## [The request]
Work out the number of lines in the records that include the word "Wartaweil"; reply with that number alone.

## [Given records]
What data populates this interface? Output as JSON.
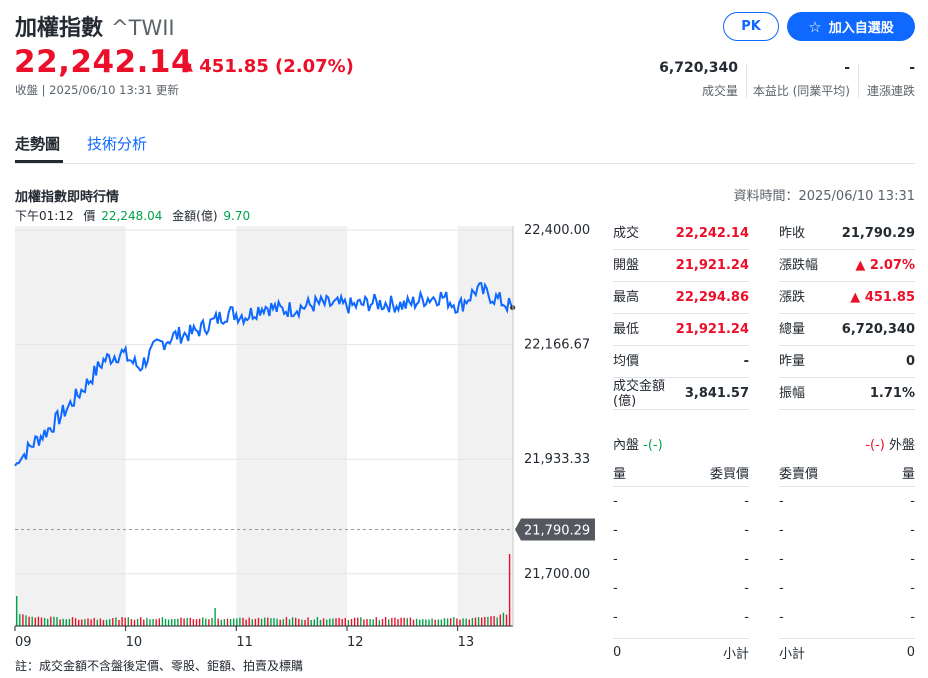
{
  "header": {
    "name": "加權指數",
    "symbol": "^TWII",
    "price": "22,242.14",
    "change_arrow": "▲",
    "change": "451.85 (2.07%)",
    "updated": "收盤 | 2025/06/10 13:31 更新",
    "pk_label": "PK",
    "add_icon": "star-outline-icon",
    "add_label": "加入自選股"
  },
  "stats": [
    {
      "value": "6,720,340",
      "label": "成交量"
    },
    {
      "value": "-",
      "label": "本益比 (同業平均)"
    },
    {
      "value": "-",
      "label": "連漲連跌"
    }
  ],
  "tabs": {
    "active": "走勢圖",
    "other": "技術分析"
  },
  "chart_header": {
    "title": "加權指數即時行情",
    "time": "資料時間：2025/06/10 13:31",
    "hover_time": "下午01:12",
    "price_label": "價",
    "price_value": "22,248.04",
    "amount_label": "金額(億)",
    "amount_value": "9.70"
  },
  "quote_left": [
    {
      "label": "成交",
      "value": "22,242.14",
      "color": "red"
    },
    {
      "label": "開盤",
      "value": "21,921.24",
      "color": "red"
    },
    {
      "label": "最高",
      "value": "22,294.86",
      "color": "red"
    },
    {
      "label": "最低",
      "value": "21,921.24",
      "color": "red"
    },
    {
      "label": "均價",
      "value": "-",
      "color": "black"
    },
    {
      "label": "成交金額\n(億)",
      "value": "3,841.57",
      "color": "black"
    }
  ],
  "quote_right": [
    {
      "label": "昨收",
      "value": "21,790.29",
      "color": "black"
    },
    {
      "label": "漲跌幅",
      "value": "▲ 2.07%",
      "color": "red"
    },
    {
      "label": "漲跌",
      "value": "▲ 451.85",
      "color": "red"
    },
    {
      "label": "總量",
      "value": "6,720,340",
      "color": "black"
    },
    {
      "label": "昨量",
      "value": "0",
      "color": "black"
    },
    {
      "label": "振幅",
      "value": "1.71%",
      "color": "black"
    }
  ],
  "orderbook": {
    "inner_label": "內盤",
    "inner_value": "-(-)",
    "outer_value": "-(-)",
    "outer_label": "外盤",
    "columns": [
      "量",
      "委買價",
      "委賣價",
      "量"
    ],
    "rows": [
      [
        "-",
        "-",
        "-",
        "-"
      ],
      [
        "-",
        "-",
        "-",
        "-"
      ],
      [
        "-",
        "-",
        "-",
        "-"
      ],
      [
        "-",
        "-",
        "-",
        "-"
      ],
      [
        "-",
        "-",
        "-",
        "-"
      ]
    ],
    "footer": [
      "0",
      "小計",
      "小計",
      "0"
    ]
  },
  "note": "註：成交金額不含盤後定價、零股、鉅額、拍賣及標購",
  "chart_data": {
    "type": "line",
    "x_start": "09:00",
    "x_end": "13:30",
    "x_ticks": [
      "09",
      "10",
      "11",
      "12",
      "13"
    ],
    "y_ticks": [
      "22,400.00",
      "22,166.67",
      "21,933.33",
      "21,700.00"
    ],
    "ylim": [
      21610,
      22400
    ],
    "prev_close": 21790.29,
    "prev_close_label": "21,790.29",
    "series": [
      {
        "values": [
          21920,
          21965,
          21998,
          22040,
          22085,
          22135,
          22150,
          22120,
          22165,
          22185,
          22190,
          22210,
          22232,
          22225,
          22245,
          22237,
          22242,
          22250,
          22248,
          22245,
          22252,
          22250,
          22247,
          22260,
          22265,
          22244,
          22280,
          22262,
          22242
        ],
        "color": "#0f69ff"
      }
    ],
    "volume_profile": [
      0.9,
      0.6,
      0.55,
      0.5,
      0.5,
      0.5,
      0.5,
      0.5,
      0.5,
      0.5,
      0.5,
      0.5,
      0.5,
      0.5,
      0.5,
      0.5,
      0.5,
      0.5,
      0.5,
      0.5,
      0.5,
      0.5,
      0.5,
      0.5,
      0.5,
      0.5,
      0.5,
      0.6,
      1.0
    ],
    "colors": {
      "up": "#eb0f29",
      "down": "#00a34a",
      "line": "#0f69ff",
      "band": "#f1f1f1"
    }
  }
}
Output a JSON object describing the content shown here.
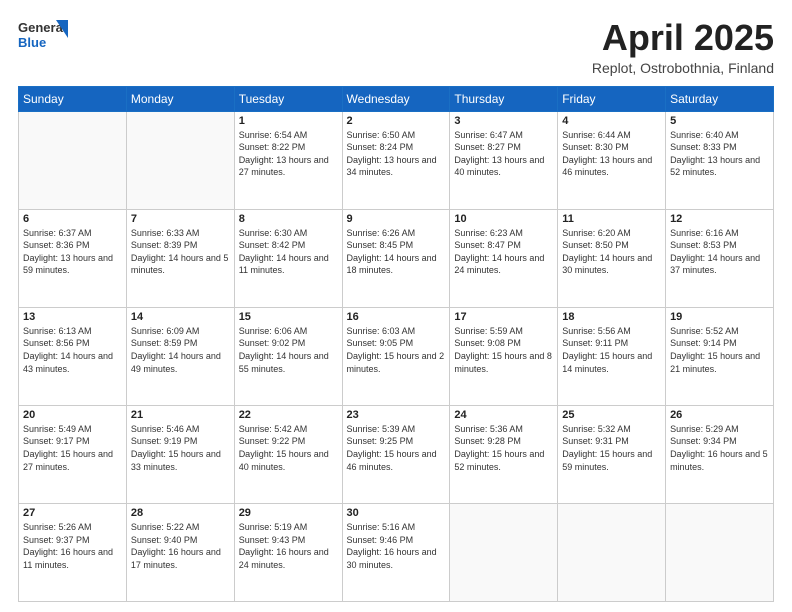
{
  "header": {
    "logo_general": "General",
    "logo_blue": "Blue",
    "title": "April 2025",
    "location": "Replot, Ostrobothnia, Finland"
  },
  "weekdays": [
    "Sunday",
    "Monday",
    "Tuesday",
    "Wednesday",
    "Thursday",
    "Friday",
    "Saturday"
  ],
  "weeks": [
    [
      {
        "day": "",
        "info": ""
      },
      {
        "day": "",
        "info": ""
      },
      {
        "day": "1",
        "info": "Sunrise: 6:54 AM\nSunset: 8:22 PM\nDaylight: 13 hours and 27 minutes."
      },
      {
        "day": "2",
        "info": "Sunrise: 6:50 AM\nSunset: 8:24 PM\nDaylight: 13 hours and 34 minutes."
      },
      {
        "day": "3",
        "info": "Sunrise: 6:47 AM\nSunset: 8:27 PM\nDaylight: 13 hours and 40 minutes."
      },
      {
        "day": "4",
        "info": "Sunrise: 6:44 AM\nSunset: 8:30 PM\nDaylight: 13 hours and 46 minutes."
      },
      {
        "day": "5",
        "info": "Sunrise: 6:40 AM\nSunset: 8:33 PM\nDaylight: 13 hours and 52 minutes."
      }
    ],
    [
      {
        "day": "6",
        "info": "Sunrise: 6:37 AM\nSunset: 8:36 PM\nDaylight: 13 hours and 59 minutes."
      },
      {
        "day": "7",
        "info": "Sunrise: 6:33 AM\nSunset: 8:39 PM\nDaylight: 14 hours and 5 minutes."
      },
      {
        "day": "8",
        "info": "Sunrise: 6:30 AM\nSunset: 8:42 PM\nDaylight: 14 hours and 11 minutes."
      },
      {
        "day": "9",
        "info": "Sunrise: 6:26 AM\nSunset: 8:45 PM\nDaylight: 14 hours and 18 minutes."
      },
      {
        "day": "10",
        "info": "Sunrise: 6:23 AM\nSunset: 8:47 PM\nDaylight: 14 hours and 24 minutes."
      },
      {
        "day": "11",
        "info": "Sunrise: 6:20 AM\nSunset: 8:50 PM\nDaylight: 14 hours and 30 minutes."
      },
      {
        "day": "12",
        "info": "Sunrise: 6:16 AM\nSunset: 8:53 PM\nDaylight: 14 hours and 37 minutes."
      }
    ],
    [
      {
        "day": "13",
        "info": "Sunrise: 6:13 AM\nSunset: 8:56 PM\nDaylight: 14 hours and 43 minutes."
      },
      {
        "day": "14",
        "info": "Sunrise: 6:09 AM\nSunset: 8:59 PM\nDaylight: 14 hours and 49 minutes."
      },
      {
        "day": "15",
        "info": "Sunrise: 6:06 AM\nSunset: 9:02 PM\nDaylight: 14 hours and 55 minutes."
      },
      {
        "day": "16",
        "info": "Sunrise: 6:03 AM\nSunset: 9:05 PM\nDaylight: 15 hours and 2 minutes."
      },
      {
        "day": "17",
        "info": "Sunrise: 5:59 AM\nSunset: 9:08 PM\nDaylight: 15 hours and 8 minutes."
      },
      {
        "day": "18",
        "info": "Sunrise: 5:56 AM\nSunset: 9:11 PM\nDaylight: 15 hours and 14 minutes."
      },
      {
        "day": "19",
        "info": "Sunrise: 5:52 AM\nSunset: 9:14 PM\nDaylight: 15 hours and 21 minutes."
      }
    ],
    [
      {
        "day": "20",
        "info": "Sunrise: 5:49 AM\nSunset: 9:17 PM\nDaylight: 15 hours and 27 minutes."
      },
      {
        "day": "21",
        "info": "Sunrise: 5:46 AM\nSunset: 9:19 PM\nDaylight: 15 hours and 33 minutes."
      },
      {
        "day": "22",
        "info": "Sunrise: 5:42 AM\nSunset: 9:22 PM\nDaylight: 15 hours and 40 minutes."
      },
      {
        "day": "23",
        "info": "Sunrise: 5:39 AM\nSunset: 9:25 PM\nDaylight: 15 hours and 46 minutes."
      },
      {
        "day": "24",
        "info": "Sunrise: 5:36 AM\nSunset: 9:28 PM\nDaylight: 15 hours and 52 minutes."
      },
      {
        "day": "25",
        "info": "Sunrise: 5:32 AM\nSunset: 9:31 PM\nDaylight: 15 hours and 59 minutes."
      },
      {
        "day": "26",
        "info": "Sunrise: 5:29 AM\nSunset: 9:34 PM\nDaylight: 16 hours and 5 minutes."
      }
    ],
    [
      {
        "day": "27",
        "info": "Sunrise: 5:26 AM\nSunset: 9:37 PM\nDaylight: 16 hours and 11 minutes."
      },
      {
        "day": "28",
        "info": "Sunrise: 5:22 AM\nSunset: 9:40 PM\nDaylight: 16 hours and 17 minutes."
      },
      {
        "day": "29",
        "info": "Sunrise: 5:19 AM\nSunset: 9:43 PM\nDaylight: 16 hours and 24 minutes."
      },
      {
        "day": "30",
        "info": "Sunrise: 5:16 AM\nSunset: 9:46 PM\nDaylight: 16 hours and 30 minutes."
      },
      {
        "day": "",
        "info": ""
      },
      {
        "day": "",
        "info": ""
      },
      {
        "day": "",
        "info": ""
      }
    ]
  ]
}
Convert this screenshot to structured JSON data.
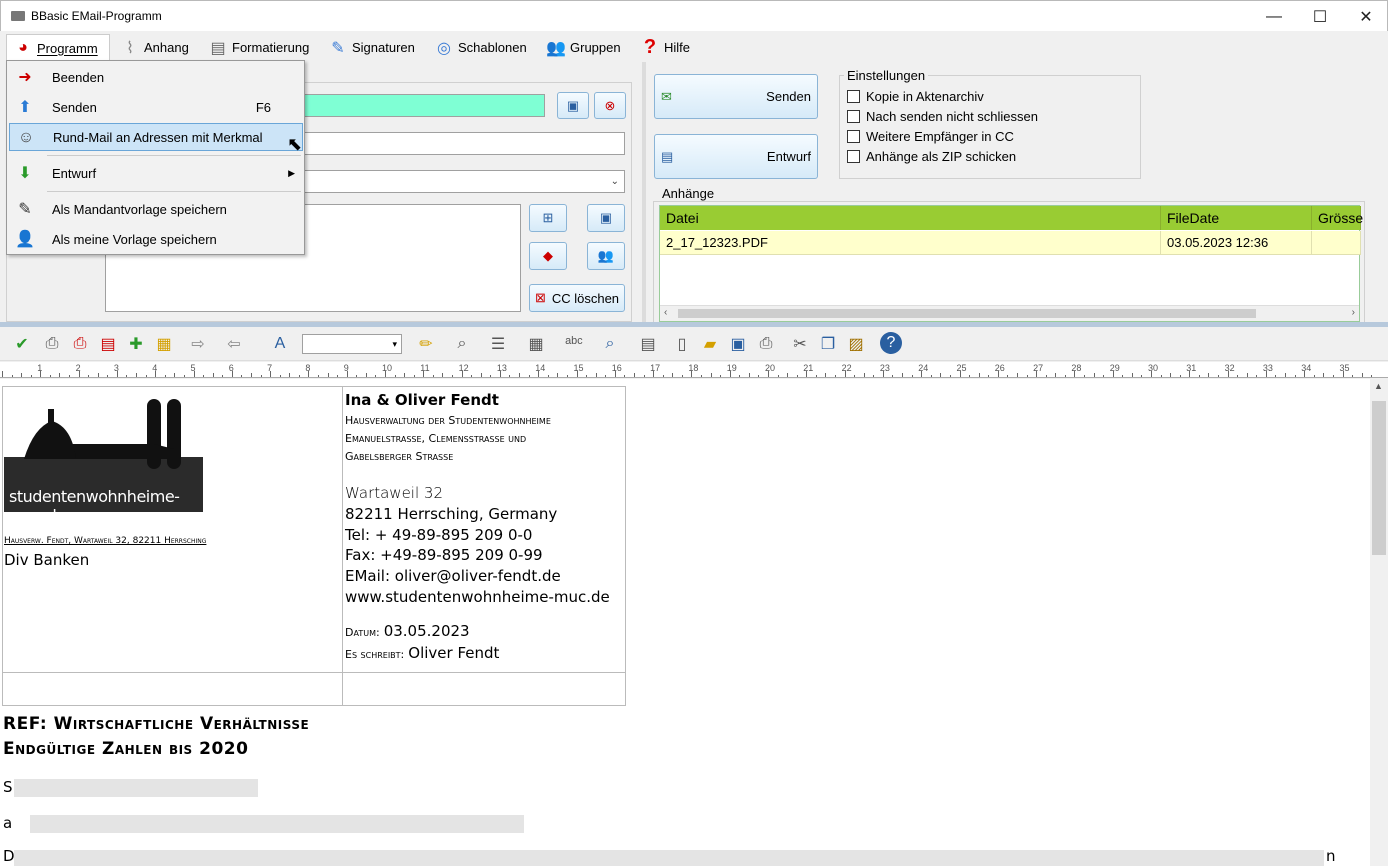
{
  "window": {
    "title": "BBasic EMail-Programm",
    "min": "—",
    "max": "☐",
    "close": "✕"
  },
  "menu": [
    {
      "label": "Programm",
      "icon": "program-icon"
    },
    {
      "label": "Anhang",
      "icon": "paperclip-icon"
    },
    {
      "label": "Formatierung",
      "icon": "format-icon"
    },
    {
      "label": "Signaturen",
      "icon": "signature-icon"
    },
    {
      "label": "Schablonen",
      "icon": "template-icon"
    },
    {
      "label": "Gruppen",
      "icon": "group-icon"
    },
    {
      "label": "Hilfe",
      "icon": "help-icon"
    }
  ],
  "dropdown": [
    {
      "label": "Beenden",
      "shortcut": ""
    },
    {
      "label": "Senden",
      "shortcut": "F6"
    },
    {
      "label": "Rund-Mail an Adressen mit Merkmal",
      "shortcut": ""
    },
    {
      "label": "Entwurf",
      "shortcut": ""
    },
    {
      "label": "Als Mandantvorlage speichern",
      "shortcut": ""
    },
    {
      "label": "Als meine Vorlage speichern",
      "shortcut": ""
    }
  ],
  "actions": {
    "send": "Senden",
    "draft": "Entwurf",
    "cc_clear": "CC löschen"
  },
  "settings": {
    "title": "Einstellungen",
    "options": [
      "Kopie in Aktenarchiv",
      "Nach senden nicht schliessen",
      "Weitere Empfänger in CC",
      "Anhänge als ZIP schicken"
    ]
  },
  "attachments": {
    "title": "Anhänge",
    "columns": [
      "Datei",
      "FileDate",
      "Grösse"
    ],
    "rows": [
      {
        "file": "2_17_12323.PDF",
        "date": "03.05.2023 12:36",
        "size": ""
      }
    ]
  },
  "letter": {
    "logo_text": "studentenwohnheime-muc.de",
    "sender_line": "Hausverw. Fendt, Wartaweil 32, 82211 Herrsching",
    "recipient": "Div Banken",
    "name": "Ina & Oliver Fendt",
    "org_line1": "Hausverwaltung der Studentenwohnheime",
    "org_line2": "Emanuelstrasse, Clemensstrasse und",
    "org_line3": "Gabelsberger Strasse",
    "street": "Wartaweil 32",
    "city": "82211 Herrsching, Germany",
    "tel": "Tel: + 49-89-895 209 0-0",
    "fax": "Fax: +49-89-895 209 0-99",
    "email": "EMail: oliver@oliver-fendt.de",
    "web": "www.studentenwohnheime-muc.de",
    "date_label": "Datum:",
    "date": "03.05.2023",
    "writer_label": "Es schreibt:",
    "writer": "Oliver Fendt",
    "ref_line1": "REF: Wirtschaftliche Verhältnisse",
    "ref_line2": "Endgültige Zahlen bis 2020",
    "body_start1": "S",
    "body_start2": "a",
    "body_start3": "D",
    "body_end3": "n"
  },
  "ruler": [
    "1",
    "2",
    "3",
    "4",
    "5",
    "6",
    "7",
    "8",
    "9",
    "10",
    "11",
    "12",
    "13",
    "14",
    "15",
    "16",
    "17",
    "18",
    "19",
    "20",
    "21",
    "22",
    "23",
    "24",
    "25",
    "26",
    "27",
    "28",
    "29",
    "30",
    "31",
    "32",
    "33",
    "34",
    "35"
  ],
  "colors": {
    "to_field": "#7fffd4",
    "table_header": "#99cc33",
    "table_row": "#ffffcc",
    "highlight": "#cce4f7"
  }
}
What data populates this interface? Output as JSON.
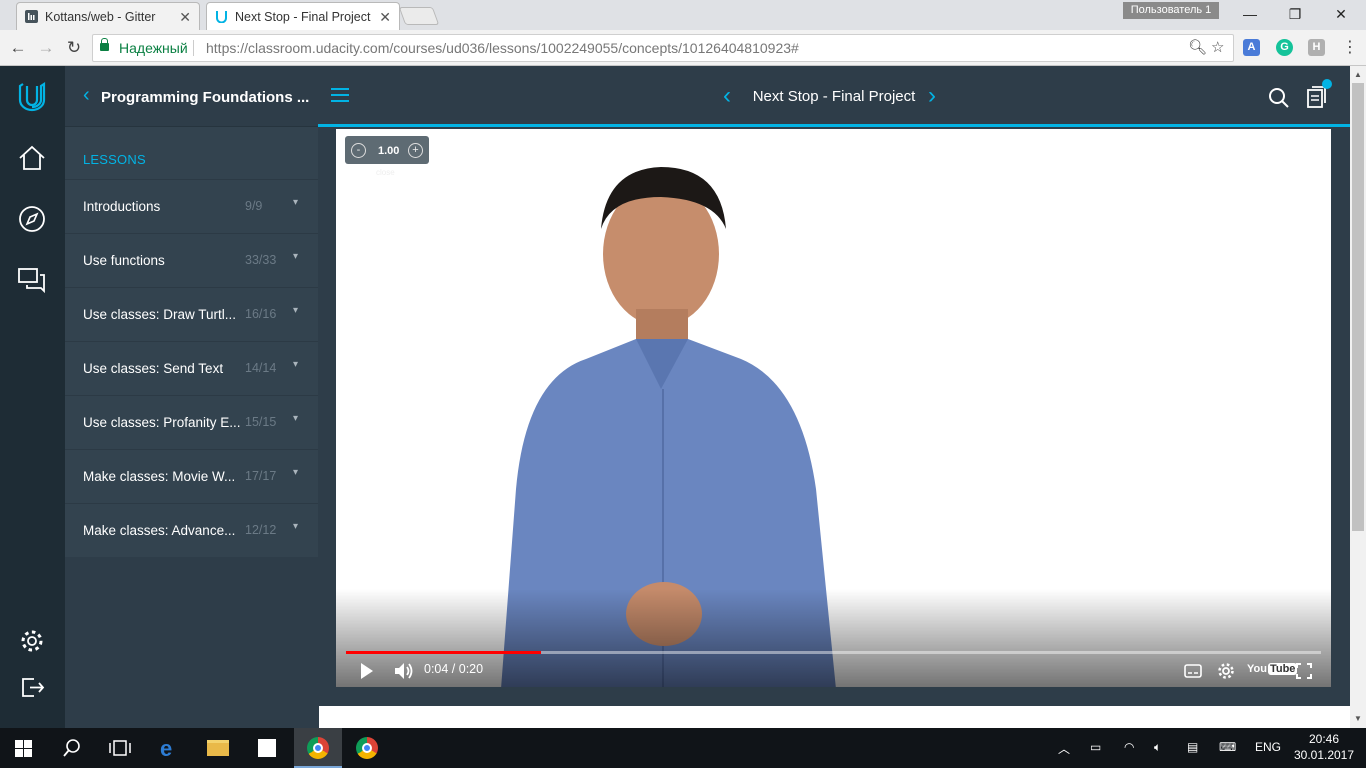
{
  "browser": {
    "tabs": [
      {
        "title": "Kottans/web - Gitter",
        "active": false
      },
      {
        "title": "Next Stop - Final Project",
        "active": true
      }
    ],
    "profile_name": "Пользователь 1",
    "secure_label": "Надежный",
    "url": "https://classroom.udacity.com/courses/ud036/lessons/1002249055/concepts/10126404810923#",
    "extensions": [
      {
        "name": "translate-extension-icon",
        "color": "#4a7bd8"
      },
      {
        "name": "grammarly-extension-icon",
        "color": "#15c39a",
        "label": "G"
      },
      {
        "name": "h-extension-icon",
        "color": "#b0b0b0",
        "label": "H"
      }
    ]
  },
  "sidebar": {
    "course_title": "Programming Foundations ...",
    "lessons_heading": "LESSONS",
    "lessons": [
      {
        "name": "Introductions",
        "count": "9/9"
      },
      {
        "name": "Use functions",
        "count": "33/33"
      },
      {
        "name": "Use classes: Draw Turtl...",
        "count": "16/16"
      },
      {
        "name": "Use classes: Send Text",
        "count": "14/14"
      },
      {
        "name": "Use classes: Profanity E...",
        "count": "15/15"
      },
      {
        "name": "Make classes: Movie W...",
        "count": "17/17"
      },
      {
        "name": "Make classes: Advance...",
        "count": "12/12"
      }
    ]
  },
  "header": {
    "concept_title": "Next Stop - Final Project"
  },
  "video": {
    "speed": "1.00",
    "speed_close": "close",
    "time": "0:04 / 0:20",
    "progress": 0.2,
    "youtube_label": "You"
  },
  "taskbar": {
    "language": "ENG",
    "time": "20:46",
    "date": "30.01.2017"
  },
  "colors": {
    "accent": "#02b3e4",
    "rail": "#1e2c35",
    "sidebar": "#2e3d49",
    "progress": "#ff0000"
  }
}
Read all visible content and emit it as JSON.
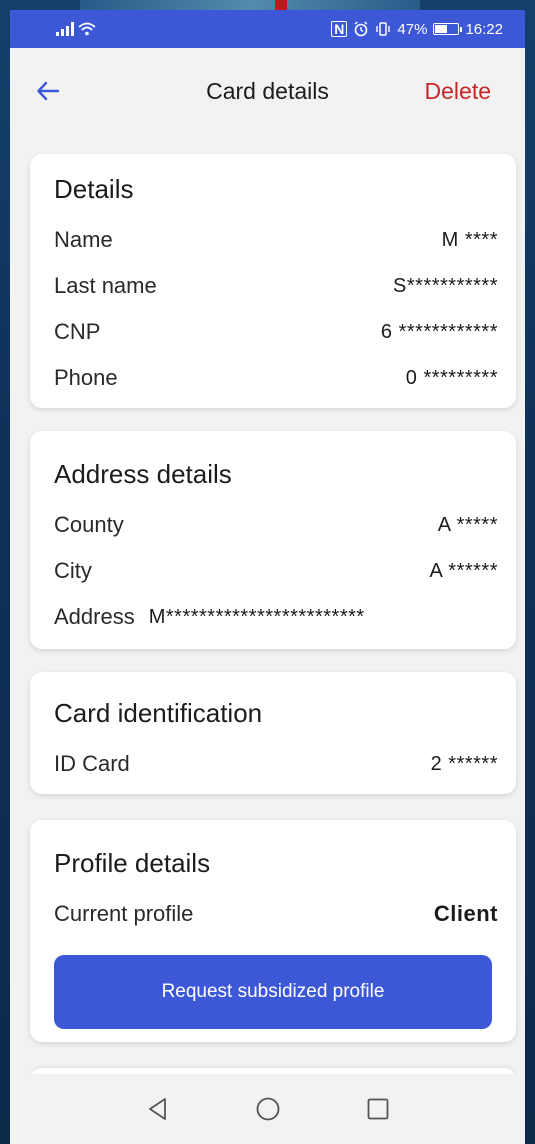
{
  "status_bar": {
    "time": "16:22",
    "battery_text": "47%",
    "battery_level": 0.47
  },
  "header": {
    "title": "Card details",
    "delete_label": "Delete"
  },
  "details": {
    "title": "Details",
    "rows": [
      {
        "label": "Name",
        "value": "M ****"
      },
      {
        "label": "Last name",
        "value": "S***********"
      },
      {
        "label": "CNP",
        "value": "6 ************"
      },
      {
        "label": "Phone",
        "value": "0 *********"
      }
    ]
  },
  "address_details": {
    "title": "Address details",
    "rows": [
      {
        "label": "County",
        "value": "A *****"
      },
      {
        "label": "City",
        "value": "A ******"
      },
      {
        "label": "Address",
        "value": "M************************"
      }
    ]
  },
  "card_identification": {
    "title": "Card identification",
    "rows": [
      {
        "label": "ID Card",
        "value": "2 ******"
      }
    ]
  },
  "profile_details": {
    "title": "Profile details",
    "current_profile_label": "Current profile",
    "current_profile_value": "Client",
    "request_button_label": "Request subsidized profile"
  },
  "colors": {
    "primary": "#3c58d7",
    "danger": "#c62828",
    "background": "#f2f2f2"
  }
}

## [Task output]
2